DATA PROVIDED:
==*==

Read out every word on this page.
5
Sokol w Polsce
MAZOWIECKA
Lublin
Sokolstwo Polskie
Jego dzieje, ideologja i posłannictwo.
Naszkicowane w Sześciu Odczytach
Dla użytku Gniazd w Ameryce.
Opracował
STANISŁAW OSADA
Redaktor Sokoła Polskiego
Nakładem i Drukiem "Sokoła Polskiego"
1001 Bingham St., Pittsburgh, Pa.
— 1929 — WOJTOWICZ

==*==

WHAT YOU NEED TO DO: Collect the lines of the records that include the string "Sokoła".

REPLY:
Redaktor Sokoła Polskiego
Nakładem i Drukiem "Sokoła Polskiego"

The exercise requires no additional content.